- [Task requirements]: Copy out all the lines exactly. Omit pictures.

— start —

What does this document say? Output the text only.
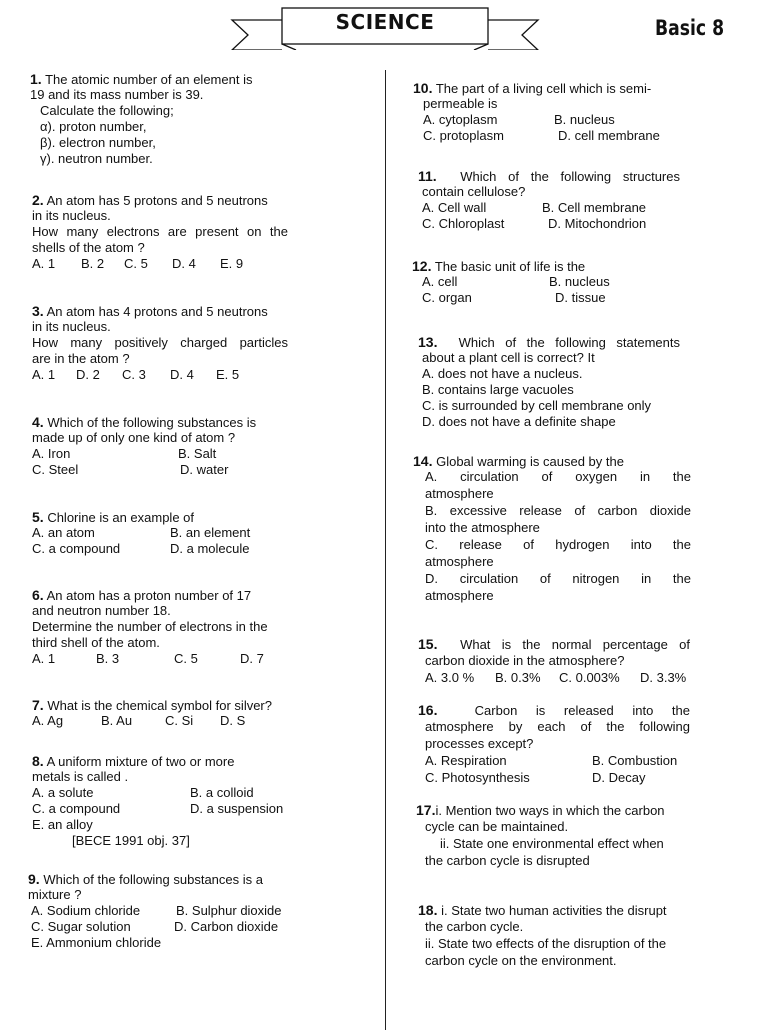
SCIENCE	Basic 8
1. The atomic number of an element is
19 and its mass number is 39.
Calculate the following;
α). proton number,
β). electron number,
γ). neutron number.
2. An atom has 5 protons and 5 neutrons
in its nucleus.
How many electrons are present on the
shells of the atom ?
A. 1 B. 2 C. 5 D. 4 E. 9
3. An atom has 4 protons and 5 neutrons
in its nucleus.
How many positively charged particles
are in the atom ?
A. 1 D. 2 C. 3 D. 4 E. 5
4. Which of the following substances is
made up of only one kind of atom ?
A. Iron	B. Salt
C. Steel	D. water
5. Chlorine is an example of
A. an atom	B. an element
C. a compound	D. a molecule
6. An atom has a proton number of 17
and neutron number 18.
Determine the number of electrons in the
third shell of the atom.
A. 1	B. 3	C. 5	D. 7
7. What is the chemical symbol for silver?
A. Ag	B. Au	C. Si D. S
8. A uniform mixture of two or more
metals is called .
A. a solute	B. a colloid
C. a compound	D. a suspension
E. an alloy
[BECE 1991 obj. 37]
9. Which of the following substances is a
mixture ?
A. Sodium chloride	B. Sulphur dioxide
C. Sugar solution	D. Carbon dioxide
E. Ammonium chloride
10. The part of a living cell which is semi-
permeable is
A. cytoplasm	B. nucleus
C. protoplasm	D. cell membrane
11. Which of the following structures
contain cellulose?
A. Cell wall	B. Cell membrane
C. Chloroplast	D. Mitochondrion
12. The basic unit of life is the
A. cell	B. nucleus
C. organ	D. tissue
13. Which of the following statements
about a plant cell is correct? It
A. does not have a nucleus.
B. contains large vacuoles
C. is surrounded by cell membrane only
D. does not have a definite shape
14. Global warming is caused by the
A. circulation of oxygen in the
atmosphere
B. excessive release of carbon dioxide
into the atmosphere
C. release of hydrogen into the
atmosphere
D. circulation of nitrogen in the
atmosphere
15. What is the normal percentage of
carbon dioxide in the atmosphere?
A. 3.0 % B. 0.3% C. 0.003% D. 3.3%
16.	Carbon is released into the
atmosphere by each of the following
processes except?
A. Respiration	B. Combustion
C. Photosynthesis	D. Decay
17.i. Mention two ways in which the carbon
cycle can be maintained.
ii. State one environmental effect when
the carbon cycle is disrupted
18. i. State two human activities the disrupt
the carbon cycle.
ii. State two effects of the disruption of the
carbon cycle on the environment.
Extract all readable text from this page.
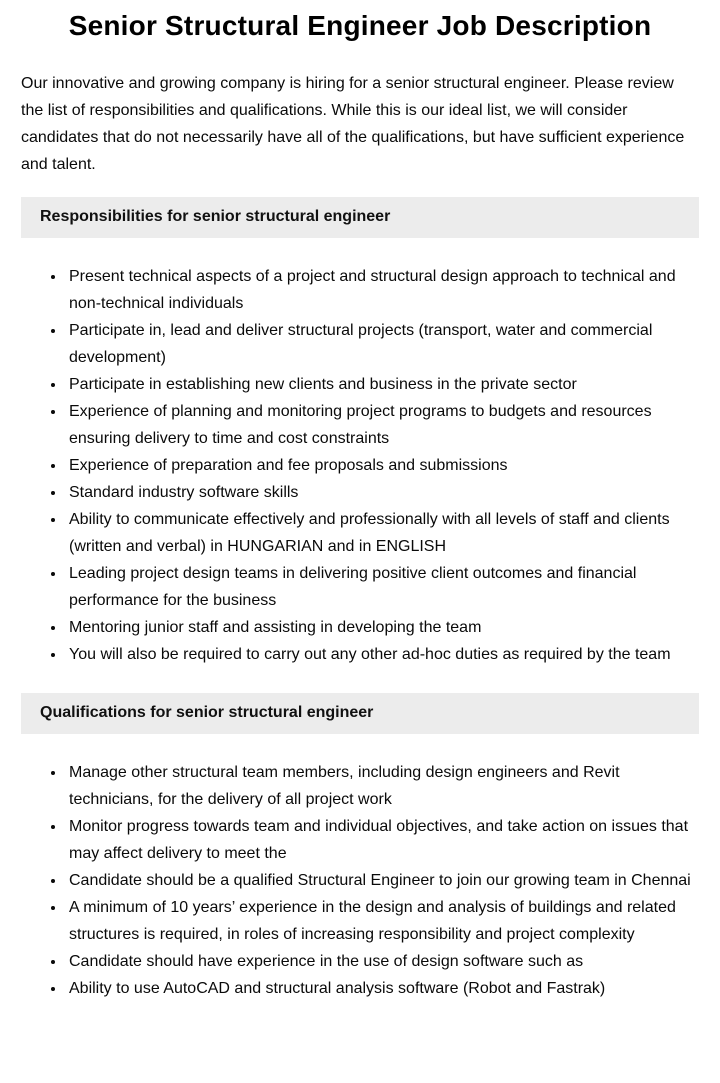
Senior Structural Engineer Job Description

Our innovative and growing company is hiring for a senior structural engineer. Please review the list of responsibilities and qualifications. While this is our ideal list, we will consider candidates that do not necessarily have all of the qualifications, but have sufficient experience and talent.

Responsibilities for senior structural engineer
• Present technical aspects of a project and structural design approach to technical and non-technical individuals
• Participate in, lead and deliver structural projects (transport, water and commercial development)
• Participate in establishing new clients and business in the private sector
• Experience of planning and monitoring project programs to budgets and resources ensuring delivery to time and cost constraints
• Experience of preparation and fee proposals and submissions
• Standard industry software skills
• Ability to communicate effectively and professionally with all levels of staff and clients (written and verbal) in HUNGARIAN and in ENGLISH
• Leading project design teams in delivering positive client outcomes and financial performance for the business
• Mentoring junior staff and assisting in developing the team
• You will also be required to carry out any other ad-hoc duties as required by the team
Qualifications for senior structural engineer
• Manage other structural team members, including design engineers and Revit technicians, for the delivery of all project work
• Monitor progress towards team and individual objectives, and take action on issues that may affect delivery to meet the
• Candidate should be a qualified Structural Engineer to join our growing team in Chennai
• A minimum of 10 years’ experience in the design and analysis of buildings and related structures is required, in roles of increasing responsibility and project complexity
• Candidate should have experience in the use of design software such as
• Ability to use AutoCAD and structural analysis software (Robot and Fastrak)
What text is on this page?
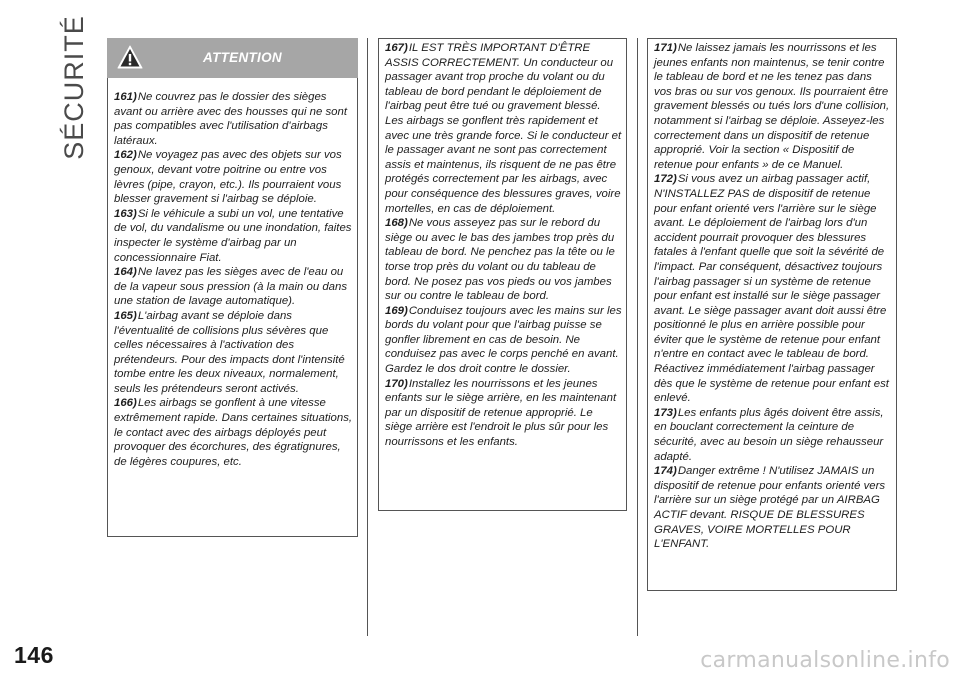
SÉCURITÉ	ATTENTION

161)Ne couvrez pas le dossier des sièges avant ou arrière avec des housses qui ne sont pas compatibles avec l'utilisation d'airbags latéraux.

162)Ne voyagez pas avec des objets sur vos genoux, devant votre poitrine ou entre vos lèvres (pipe, crayon, etc.). Ils pourraient vous blesser gravement si l'airbag se déploie.

163)Si le véhicule a subi un vol, une tentative de vol, du vandalisme ou une inondation, faites inspecter le système d'airbag par un concessionnaire Fiat.

164)Ne lavez pas les sièges avec de l'eau ou de la vapeur sous pression (à la main ou dans une station de lavage automatique).

165)L'airbag avant se déploie dans l'éventualité de collisions plus sévères que celles nécessaires à l'activation des prétendeurs. Pour des impacts dont l'intensité tombe entre les deux niveaux, normalement, seuls les prétendeurs seront activés.

166)Les airbags se gonflent à une vitesse extrêmement rapide. Dans certaines situations, le contact avec des airbags déployés peut provoquer des écorchures, des égratignures, de légères coupures, etc.

167)IL EST TRÈS IMPORTANT D'ÊTRE ASSIS CORRECTEMENT. Un conducteur ou passager avant trop proche du volant ou du tableau de bord pendant le déploiement de l'airbag peut être tué ou gravement blessé. Les airbags se gonflent très rapidement et avec une très grande force. Si le conducteur et le passager avant ne sont pas correctement assis et maintenus, ils risquent de ne pas être protégés correctement par les airbags, avec pour conséquence des blessures graves, voire mortelles, en cas de déploiement.

168)Ne vous asseyez pas sur le rebord du siège ou avec le bas des jambes trop près du tableau de bord. Ne penchez pas la tête ou le torse trop près du volant ou du tableau de bord. Ne posez pas vos pieds ou vos jambes sur ou contre le tableau de bord.

169)Conduisez toujours avec les mains sur les bords du volant pour que l'airbag puisse se gonfler librement en cas de besoin. Ne conduisez pas avec le corps penché en avant. Gardez le dos droit contre le dossier.

170)Installez les nourrissons et les jeunes enfants sur le siège arrière, en les maintenant par un dispositif de retenue approprié. Le siège arrière est l'endroit le plus sûr pour les nourrissons et les enfants.

171)Ne laissez jamais les nourrissons et les jeunes enfants non maintenus, se tenir contre le tableau de bord et ne les tenez pas dans vos bras ou sur vos genoux. Ils pourraient être gravement blessés ou tués lors d'une collision, notamment si l'airbag se déploie. Asseyez-les correctement dans un dispositif de retenue approprié. Voir la section « Dispositif de retenue pour enfants » de ce Manuel.

172)Si vous avez un airbag passager actif, N'INSTALLEZ PAS de dispositif de retenue pour enfant orienté vers l'arrière sur le siège avant. Le déploiement de l'airbag lors d'un accident pourrait provoquer des blessures fatales à l'enfant quelle que soit la sévérité de l'impact. Par conséquent, désactivez toujours l'airbag passager si un système de retenue pour enfant est installé sur le siège passager avant. Le siège passager avant doit aussi être positionné le plus en arrière possible pour éviter que le système de retenue pour enfant n'entre en contact avec le tableau de bord. Réactivez immédiatement l'airbag passager dès que le système de retenue pour enfant est enlevé.

173)Les enfants plus âgés doivent être assis, en bouclant correctement la ceinture de sécurité, avec au besoin un siège rehausseur adapté.

174)Danger extrême ! N'utilisez JAMAIS un dispositif de retenue pour enfants orienté vers l'arrière sur un siège protégé par un AIRBAG ACTIF devant. RISQUE DE BLESSURES GRAVES, VOIRE MORTELLES POUR L'ENFANT.

146	carmanualsonline.info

— end —

- [Task result]:
What does this document say? Output the text only.
SCIENCE	Basic 8
1. The atomic number of an element is
19 and its mass number is 39.
Calculate the following;
α). proton number,
β). electron number,
γ). neutron number.
2. An atom has 5 protons and 5 neutrons
in its nucleus.
How many electrons are present on the
shells of the atom ?
A. 1 B. 2 C. 5 D. 4 E. 9
3. An atom has 4 protons and 5 neutrons
in its nucleus.
How many positively charged particles
are in the atom ?
A. 1 D. 2 C. 3 D. 4 E. 5
4. Which of the following substances is
made up of only one kind of atom ?
A. Iron	B. Salt
C. Steel	D. water
5. Chlorine is an example of
A. an atom	B. an element
C. a compound	D. a molecule
6. An atom has a proton number of 17
and neutron number 18.
Determine the number of electrons in the
third shell of the atom.
A. 1	B. 3	C. 5	D. 7
7. What is the chemical symbol for silver?
A. Ag	B. Au	C. Si D. S
8. A uniform mixture of two or more
metals is called .
A. a solute	B. a colloid
C. a compound	D. a suspension
E. an alloy
[BECE 1991 obj. 37]
9. Which of the following substances is a
mixture ?
A. Sodium chloride	B. Sulphur dioxide
C. Sugar solution	D. Carbon dioxide
E. Ammonium chloride
10. The part of a living cell which is semi-
permeable is
A. cytoplasm	B. nucleus
C. protoplasm	D. cell membrane
11. Which of the following structures
contain cellulose?
A. Cell wall	B. Cell membrane
C. Chloroplast	D. Mitochondrion
12. The basic unit of life is the
A. cell	B. nucleus
C. organ	D. tissue
13. Which of the following statements
about a plant cell is correct? It
A. does not have a nucleus.
B. contains large vacuoles
C. is surrounded by cell membrane only
D. does not have a definite shape
14. Global warming is caused by the
A. circulation of oxygen in the
atmosphere
B. excessive release of carbon dioxide
into the atmosphere
C. release of hydrogen into the
atmosphere
D. circulation of nitrogen in the
atmosphere
15. What is the normal percentage of
carbon dioxide in the atmosphere?
A. 3.0 % B. 0.3% C. 0.003% D. 3.3%
16.	Carbon is released into the
atmosphere by each of the following
processes except?
A. Respiration	B. Combustion
C. Photosynthesis	D. Decay
17.i. Mention two ways in which the carbon
cycle can be maintained.
ii. State one environmental effect when
the carbon cycle is disrupted
18. i. State two human activities the disrupt
the carbon cycle.
ii. State two effects of the disruption of the
carbon cycle on the environment.
Extract all readable text from this page.
Senior Structural Engineer Job Description

Our innovative and growing company is hiring for a senior structural engineer. Please review the list of responsibilities and qualifications. While this is our ideal list, we will consider candidates that do not necessarily have all of the qualifications, but have sufficient experience and talent.

Responsibilities for senior structural engineer
• Present technical aspects of a project and structural design approach to technical and non-technical individuals
• Participate in, lead and deliver structural projects (transport, water and commercial development)
• Participate in establishing new clients and business in the private sector
• Experience of planning and monitoring project programs to budgets and resources ensuring delivery to time and cost constraints
• Experience of preparation and fee proposals and submissions
• Standard industry software skills
• Ability to communicate effectively and professionally with all levels of staff and clients (written and verbal) in HUNGARIAN and in ENGLISH
• Leading project design teams in delivering positive client outcomes and financial performance for the business
• Mentoring junior staff and assisting in developing the team
• You will also be required to carry out any other ad-hoc duties as required by the team
Qualifications for senior structural engineer
• Manage other structural team members, including design engineers and Revit technicians, for the delivery of all project work
• Monitor progress towards team and individual objectives, and take action on issues that may affect delivery to meet the
• Candidate should be a qualified Structural Engineer to join our growing team in Chennai
• A minimum of 10 years’ experience in the design and analysis of buildings and related structures is required, in roles of increasing responsibility and project complexity
• Candidate should have experience in the use of design software such as
• Ability to use AutoCAD and structural analysis software (Robot and Fastrak)
What text is on this page?
SÉCURITÉ	ATTENTION

161)Ne couvrez pas le dossier des sièges avant ou arrière avec des housses qui ne sont pas compatibles avec l'utilisation d'airbags latéraux.

162)Ne voyagez pas avec des objets sur vos genoux, devant votre poitrine ou entre vos lèvres (pipe, crayon, etc.). Ils pourraient vous blesser gravement si l'airbag se déploie.

163)Si le véhicule a subi un vol, une tentative de vol, du vandalisme ou une inondation, faites inspecter le système d'airbag par un concessionnaire Fiat.

164)Ne lavez pas les sièges avec de l'eau ou de la vapeur sous pression (à la main ou dans une station de lavage automatique).

165)L'airbag avant se déploie dans l'éventualité de collisions plus sévères que celles nécessaires à l'activation des prétendeurs. Pour des impacts dont l'intensité tombe entre les deux niveaux, normalement, seuls les prétendeurs seront activés.

166)Les airbags se gonflent à une vitesse extrêmement rapide. Dans certaines situations, le contact avec des airbags déployés peut provoquer des écorchures, des égratignures, de légères coupures, etc.

167)IL EST TRÈS IMPORTANT D'ÊTRE ASSIS CORRECTEMENT. Un conducteur ou passager avant trop proche du volant ou du tableau de bord pendant le déploiement de l'airbag peut être tué ou gravement blessé. Les airbags se gonflent très rapidement et avec une très grande force. Si le conducteur et le passager avant ne sont pas correctement assis et maintenus, ils risquent de ne pas être protégés correctement par les airbags, avec pour conséquence des blessures graves, voire mortelles, en cas de déploiement.

168)Ne vous asseyez pas sur le rebord du siège ou avec le bas des jambes trop près du tableau de bord. Ne penchez pas la tête ou le torse trop près du volant ou du tableau de bord. Ne posez pas vos pieds ou vos jambes sur ou contre le tableau de bord.

169)Conduisez toujours avec les mains sur les bords du volant pour que l'airbag puisse se gonfler librement en cas de besoin. Ne conduisez pas avec le corps penché en avant. Gardez le dos droit contre le dossier.

170)Installez les nourrissons et les jeunes enfants sur le siège arrière, en les maintenant par un dispositif de retenue approprié. Le siège arrière est l'endroit le plus sûr pour les nourrissons et les enfants.

171)Ne laissez jamais les nourrissons et les jeunes enfants non maintenus, se tenir contre le tableau de bord et ne les tenez pas dans vos bras ou sur vos genoux. Ils pourraient être gravement blessés ou tués lors d'une collision, notamment si l'airbag se déploie. Asseyez-les correctement dans un dispositif de retenue approprié. Voir la section « Dispositif de retenue pour enfants » de ce Manuel.

172)Si vous avez un airbag passager actif, N'INSTALLEZ PAS de dispositif de retenue pour enfant orienté vers l'arrière sur le siège avant. Le déploiement de l'airbag lors d'un accident pourrait provoquer des blessures fatales à l'enfant quelle que soit la sévérité de l'impact. Par conséquent, désactivez toujours l'airbag passager si un système de retenue pour enfant est installé sur le siège passager avant. Le siège passager avant doit aussi être positionné le plus en arrière possible pour éviter que le système de retenue pour enfant n'entre en contact avec le tableau de bord. Réactivez immédiatement l'airbag passager dès que le système de retenue pour enfant est enlevé.

173)Les enfants plus âgés doivent être assis, en bouclant correctement la ceinture de sécurité, avec au besoin un siège rehausseur adapté.

174)Danger extrême ! N'utilisez JAMAIS un dispositif de retenue pour enfants orienté vers l'arrière sur un siège protégé par un AIRBAG ACTIF devant. RISQUE DE BLESSURES GRAVES, VOIRE MORTELLES POUR L'ENFANT.

146	carmanualsonline.info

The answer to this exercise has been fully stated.